**Figure record extracts**.
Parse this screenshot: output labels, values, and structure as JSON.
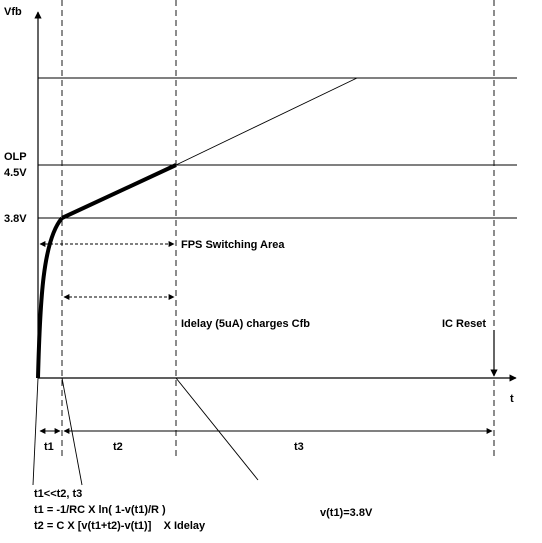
{
  "axes": {
    "y_label": "Vfb",
    "x_label": "t"
  },
  "levels": {
    "olp_line1": "OLP",
    "olp_line2": "4.5V",
    "clamp": "3.8V"
  },
  "annotations": {
    "fps_area": "FPS Switching Area",
    "idelay_charge": "Idelay (5uA) charges Cfb",
    "ic_reset": "IC Reset"
  },
  "intervals": {
    "t1": "t1",
    "t2": "t2",
    "t3": "t3"
  },
  "equations": {
    "line1": "t1<<t2, t3",
    "line2": "t1 = -1/RC X ln( 1-v(t1)/R )",
    "line3": "t2 = C X [v(t1+t2)-v(t1)]    X Idelay",
    "vt1": "v(t1)=3.8V"
  }
}
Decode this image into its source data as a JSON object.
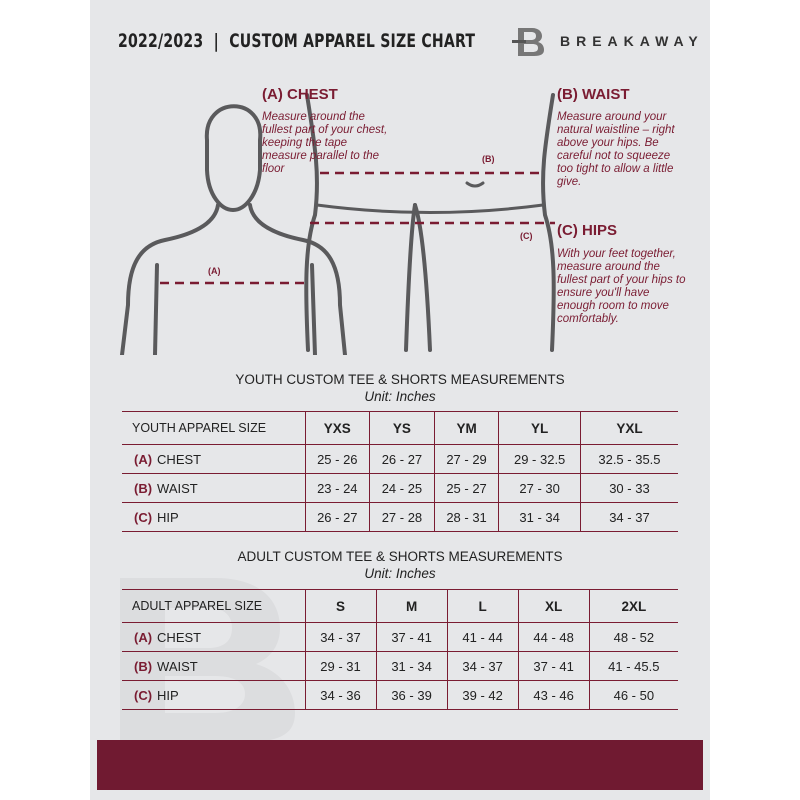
{
  "header": {
    "title": "2022/2023  |  CUSTOM APPAREL SIZE CHART",
    "brand": "BREAKAWAY"
  },
  "guide": {
    "chest": {
      "heading": "(A) CHEST",
      "text": "Measure around the fullest part of your chest, keeping the tape measure parallel to the floor",
      "marker": "(A)"
    },
    "waist": {
      "heading": "(B) WAIST",
      "text": "Measure around your natural waistline – right above your hips. Be careful not to squeeze too tight to allow a little give.",
      "marker": "(B)"
    },
    "hips": {
      "heading": "(C) HIPS",
      "text": "With your feet together, measure around the fullest part of your hips to ensure you'll have enough room to move comfortably.",
      "marker": "(C)"
    }
  },
  "youth": {
    "title": "YOUTH CUSTOM TEE & SHORTS MEASUREMENTS",
    "unit": "Unit: Inches",
    "size_label": "YOUTH APPAREL SIZE",
    "sizes": [
      "YXS",
      "YS",
      "YM",
      "YL",
      "YXL"
    ],
    "rows": [
      {
        "letter": "(A)",
        "name": "CHEST",
        "values": [
          "25 - 26",
          "26 - 27",
          "27 - 29",
          "29 - 32.5",
          "32.5 - 35.5"
        ]
      },
      {
        "letter": "(B)",
        "name": "WAIST",
        "values": [
          "23 - 24",
          "24 - 25",
          "25 - 27",
          "27 - 30",
          "30 - 33"
        ]
      },
      {
        "letter": "(C)",
        "name": "HIP",
        "values": [
          "26 - 27",
          "27 - 28",
          "28 - 31",
          "31 - 34",
          "34 - 37"
        ]
      }
    ]
  },
  "adult": {
    "title": "ADULT CUSTOM TEE & SHORTS MEASUREMENTS",
    "unit": "Unit: Inches",
    "size_label": "ADULT APPAREL SIZE",
    "sizes": [
      "S",
      "M",
      "L",
      "XL",
      "2XL"
    ],
    "rows": [
      {
        "letter": "(A)",
        "name": "CHEST",
        "values": [
          "34 - 37",
          "37 - 41",
          "41 - 44",
          "44 - 48",
          "48 - 52"
        ]
      },
      {
        "letter": "(B)",
        "name": "WAIST",
        "values": [
          "29 - 31",
          "31 - 34",
          "34 - 37",
          "37 - 41",
          "41 - 45.5"
        ]
      },
      {
        "letter": "(C)",
        "name": "HIP",
        "values": [
          "34 - 36",
          "36 - 39",
          "39 - 42",
          "43 - 46",
          "46 - 50"
        ]
      }
    ]
  },
  "colors": {
    "accent": "#7a1c32",
    "background": "#e6e7e9",
    "footer": "#701a31"
  }
}
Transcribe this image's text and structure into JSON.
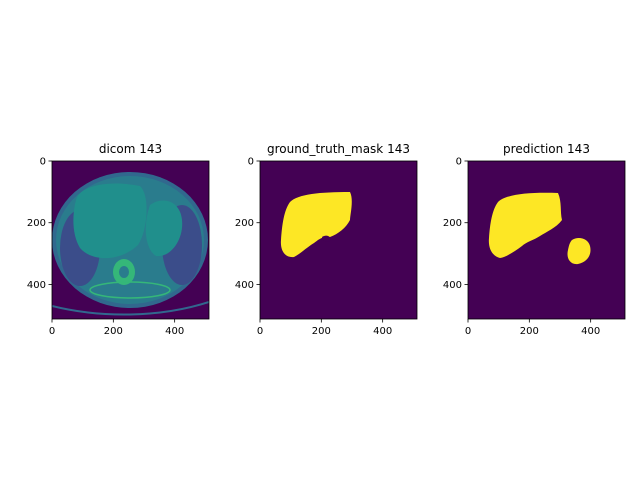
{
  "colors": {
    "background": "#440154",
    "mask": "#fde725",
    "ct_body": "#2a7c8d",
    "ct_soft": "#208f8c",
    "ct_dark": "#3b4d8a",
    "ct_bright": "#35b779",
    "ct_edge": "#31688e"
  },
  "chart_data": [
    {
      "type": "image",
      "title": "dicom 143",
      "xlim": [
        0,
        512
      ],
      "ylim": [
        512,
        0
      ],
      "xticks": [
        0,
        200,
        400
      ],
      "yticks": [
        0,
        200,
        400
      ],
      "grid": false
    },
    {
      "type": "image",
      "title": "ground_truth_mask 143",
      "xlim": [
        0,
        512
      ],
      "ylim": [
        512,
        0
      ],
      "xticks": [
        0,
        200,
        400
      ],
      "yticks": [
        0,
        200,
        400
      ],
      "grid": false
    },
    {
      "type": "image",
      "title": "prediction 143",
      "xlim": [
        0,
        512
      ],
      "ylim": [
        512,
        0
      ],
      "xticks": [
        0,
        200,
        400
      ],
      "yticks": [
        0,
        200,
        400
      ],
      "grid": false
    }
  ]
}
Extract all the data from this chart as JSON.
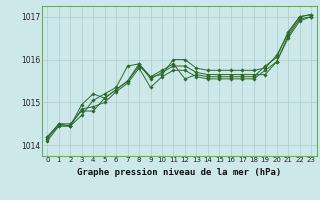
{
  "title": "Graphe pression niveau de la mer (hPa)",
  "bg_color": "#cce8e8",
  "grid_color": "#aacccc",
  "line_color": "#2d6a2d",
  "x_ticks": [
    0,
    1,
    2,
    3,
    4,
    5,
    6,
    7,
    8,
    9,
    10,
    11,
    12,
    13,
    14,
    15,
    16,
    17,
    18,
    19,
    20,
    21,
    22,
    23
  ],
  "ylim": [
    1013.75,
    1017.25
  ],
  "yticks": [
    1014,
    1015,
    1016,
    1017
  ],
  "line1": [
    1014.2,
    1014.5,
    1014.5,
    1014.8,
    1014.8,
    1015.1,
    1015.3,
    1015.5,
    1015.85,
    1015.6,
    1015.65,
    1016.0,
    1016.0,
    1015.8,
    1015.75,
    1015.75,
    1015.75,
    1015.75,
    1015.75,
    1015.8,
    1016.1,
    1016.6,
    1017.0,
    1017.05
  ],
  "line2": [
    1014.1,
    1014.45,
    1014.45,
    1014.95,
    1015.2,
    1015.1,
    1015.3,
    1015.5,
    1015.9,
    1015.55,
    1015.7,
    1015.85,
    1015.85,
    1015.7,
    1015.65,
    1015.65,
    1015.65,
    1015.65,
    1015.65,
    1015.65,
    1015.95,
    1016.55,
    1016.95,
    1017.0
  ],
  "line3": [
    1014.15,
    1014.5,
    1014.45,
    1014.7,
    1015.05,
    1015.2,
    1015.35,
    1015.85,
    1015.9,
    1015.6,
    1015.75,
    1015.9,
    1015.55,
    1015.65,
    1015.6,
    1015.6,
    1015.6,
    1015.6,
    1015.6,
    1015.85,
    1016.05,
    1016.65,
    1017.0,
    1017.05
  ],
  "line4": [
    1014.2,
    1014.45,
    1014.45,
    1014.85,
    1014.9,
    1015.0,
    1015.25,
    1015.45,
    1015.8,
    1015.35,
    1015.6,
    1015.75,
    1015.75,
    1015.6,
    1015.55,
    1015.55,
    1015.55,
    1015.55,
    1015.55,
    1015.75,
    1015.95,
    1016.5,
    1016.9,
    1017.0
  ],
  "marker": "D",
  "marker_size": 1.8,
  "linewidth": 0.7,
  "tick_fontsize": 5.0,
  "xlabel_fontsize": 6.5
}
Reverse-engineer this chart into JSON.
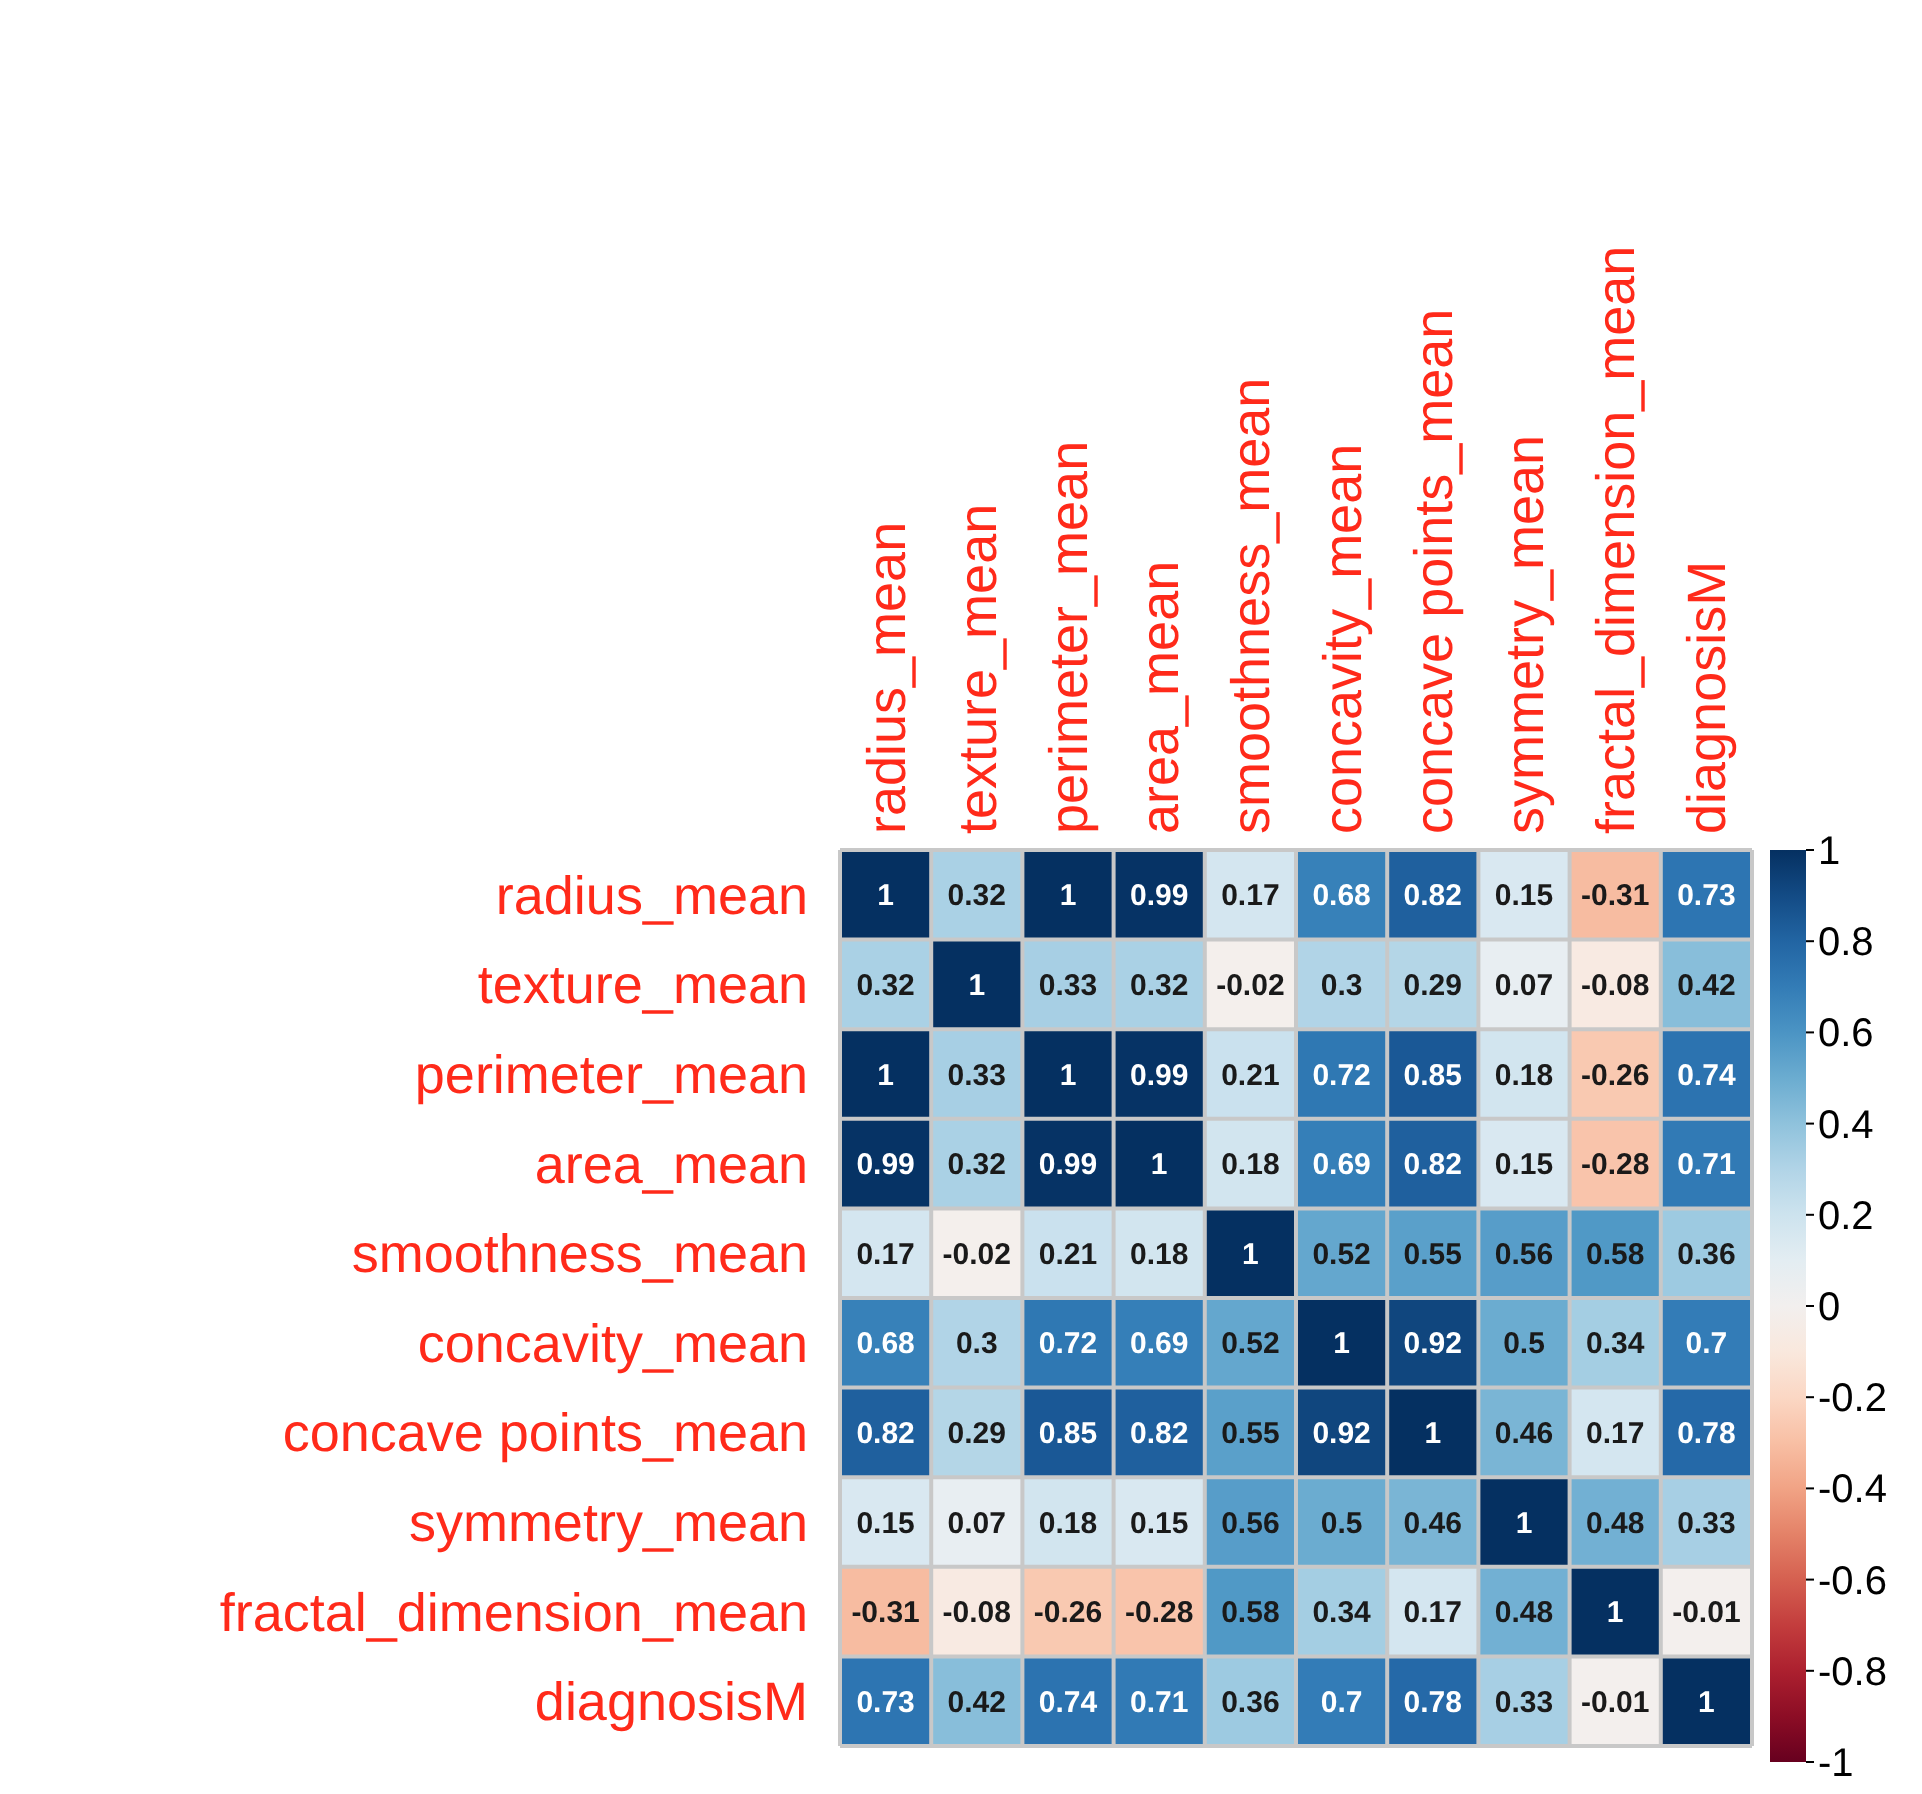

**Task instructions**.
All of the entries above should be copied exactly, except for the pictures.

**Response to the exercise**.
Parse this screenshot: output labels, values, and structure as JSON.
{
  "axes": {
    "y_label": "Vfb",
    "x_label": "t"
  },
  "levels": {
    "olp_line1": "OLP",
    "olp_line2": "4.5V",
    "clamp": "3.8V"
  },
  "annotations": {
    "fps_area": "FPS Switching Area",
    "idelay_charge": "Idelay (5uA) charges Cfb",
    "ic_reset": "IC Reset"
  },
  "intervals": {
    "t1": "t1",
    "t2": "t2",
    "t3": "t3"
  },
  "equations": {
    "line1": "t1<<t2, t3",
    "line2": "t1 = -1/RC X ln( 1-v(t1)/R )",
    "line3": "t2 = C X [v(t1+t2)-v(t1)]    X Idelay",
    "vt1": "v(t1)=3.8V"
  }
}
Decode this image into its source data as a JSON object.
{
  "header": {
    "title": "2022/2023  |  CUSTOM APPAREL SIZE CHART",
    "brand": "BREAKAWAY"
  },
  "guide": {
    "chest": {
      "heading": "(A) CHEST",
      "text": "Measure around the fullest part of your chest, keeping the tape measure parallel to the floor",
      "marker": "(A)"
    },
    "waist": {
      "heading": "(B) WAIST",
      "text": "Measure around your natural waistline – right above your hips. Be careful not to squeeze too tight to allow a little give.",
      "marker": "(B)"
    },
    "hips": {
      "heading": "(C) HIPS",
      "text": "With your feet together, measure around the fullest part of your hips to ensure you'll have enough room to move comfortably.",
      "marker": "(C)"
    }
  },
  "youth": {
    "title": "YOUTH CUSTOM TEE & SHORTS MEASUREMENTS",
    "unit": "Unit: Inches",
    "size_label": "YOUTH APPAREL SIZE",
    "sizes": [
      "YXS",
      "YS",
      "YM",
      "YL",
      "YXL"
    ],
    "rows": [
      {
        "letter": "(A)",
        "name": "CHEST",
        "values": [
          "25 - 26",
          "26 - 27",
          "27 - 29",
          "29 - 32.5",
          "32.5 - 35.5"
        ]
      },
      {
        "letter": "(B)",
        "name": "WAIST",
        "values": [
          "23 - 24",
          "24 - 25",
          "25 - 27",
          "27 - 30",
          "30 - 33"
        ]
      },
      {
        "letter": "(C)",
        "name": "HIP",
        "values": [
          "26 - 27",
          "27 - 28",
          "28 - 31",
          "31 - 34",
          "34 - 37"
        ]
      }
    ]
  },
  "adult": {
    "title": "ADULT CUSTOM TEE & SHORTS MEASUREMENTS",
    "unit": "Unit: Inches",
    "size_label": "ADULT APPAREL SIZE",
    "sizes": [
      "S",
      "M",
      "L",
      "XL",
      "2XL"
    ],
    "rows": [
      {
        "letter": "(A)",
        "name": "CHEST",
        "values": [
          "34 - 37",
          "37 - 41",
          "41 - 44",
          "44 - 48",
          "48 - 52"
        ]
      },
      {
        "letter": "(B)",
        "name": "WAIST",
        "values": [
          "29 - 31",
          "31 - 34",
          "34 - 37",
          "37 - 41",
          "41 - 45.5"
        ]
      },
      {
        "letter": "(C)",
        "name": "HIP",
        "values": [
          "34 - 36",
          "36 - 39",
          "39 - 42",
          "43 - 46",
          "46 - 50"
        ]
      }
    ]
  },
  "colors": {
    "accent": "#7a1c32",
    "background": "#e6e7e9",
    "footer": "#701a31"
  }
}
Transcribe this image's text and structure into JSON.
{
  "colors": {
    "background": "#440154",
    "mask": "#fde725",
    "ct_body": "#2a7c8d",
    "ct_soft": "#208f8c",
    "ct_dark": "#3b4d8a",
    "ct_bright": "#35b779",
    "ct_edge": "#31688e"
  },
  "chart_data": [
    {
      "type": "image",
      "title": "dicom 143",
      "xlim": [
        0,
        512
      ],
      "ylim": [
        512,
        0
      ],
      "xticks": [
        0,
        200,
        400
      ],
      "yticks": [
        0,
        200,
        400
      ],
      "grid": false
    },
    {
      "type": "image",
      "title": "ground_truth_mask 143",
      "xlim": [
        0,
        512
      ],
      "ylim": [
        512,
        0
      ],
      "xticks": [
        0,
        200,
        400
      ],
      "yticks": [
        0,
        200,
        400
      ],
      "grid": false
    },
    {
      "type": "image",
      "title": "prediction 143",
      "xlim": [
        0,
        512
      ],
      "ylim": [
        512,
        0
      ],
      "xticks": [
        0,
        200,
        400
      ],
      "yticks": [
        0,
        200,
        400
      ],
      "grid": false
    }
  ]
}
Extract all the data from this chart as JSON.
{
  "title": "Graphe pression niveau de la mer (hPa)",
  "bg_color": "#cce8e8",
  "grid_color": "#aacccc",
  "line_color": "#2d6a2d",
  "x_ticks": [
    0,
    1,
    2,
    3,
    4,
    5,
    6,
    7,
    8,
    9,
    10,
    11,
    12,
    13,
    14,
    15,
    16,
    17,
    18,
    19,
    20,
    21,
    22,
    23
  ],
  "ylim": [
    1013.75,
    1017.25
  ],
  "yticks": [
    1014,
    1015,
    1016,
    1017
  ],
  "line1": [
    1014.2,
    1014.5,
    1014.5,
    1014.8,
    1014.8,
    1015.1,
    1015.3,
    1015.5,
    1015.85,
    1015.6,
    1015.65,
    1016.0,
    1016.0,
    1015.8,
    1015.75,
    1015.75,
    1015.75,
    1015.75,
    1015.75,
    1015.8,
    1016.1,
    1016.6,
    1017.0,
    1017.05
  ],
  "line2": [
    1014.1,
    1014.45,
    1014.45,
    1014.95,
    1015.2,
    1015.1,
    1015.3,
    1015.5,
    1015.9,
    1015.55,
    1015.7,
    1015.85,
    1015.85,
    1015.7,
    1015.65,
    1015.65,
    1015.65,
    1015.65,
    1015.65,
    1015.65,
    1015.95,
    1016.55,
    1016.95,
    1017.0
  ],
  "line3": [
    1014.15,
    1014.5,
    1014.45,
    1014.7,
    1015.05,
    1015.2,
    1015.35,
    1015.85,
    1015.9,
    1015.6,
    1015.75,
    1015.9,
    1015.55,
    1015.65,
    1015.6,
    1015.6,
    1015.6,
    1015.6,
    1015.6,
    1015.85,
    1016.05,
    1016.65,
    1017.0,
    1017.05
  ],
  "line4": [
    1014.2,
    1014.45,
    1014.45,
    1014.85,
    1014.9,
    1015.0,
    1015.25,
    1015.45,
    1015.8,
    1015.35,
    1015.6,
    1015.75,
    1015.75,
    1015.6,
    1015.55,
    1015.55,
    1015.55,
    1015.55,
    1015.55,
    1015.75,
    1015.95,
    1016.5,
    1016.9,
    1017.0
  ],
  "marker": "D",
  "marker_size": 1.8,
  "linewidth": 0.7,
  "tick_fontsize": 5.0,
  "xlabel_fontsize": 6.5
}
Reverse-engineer this chart into JSON.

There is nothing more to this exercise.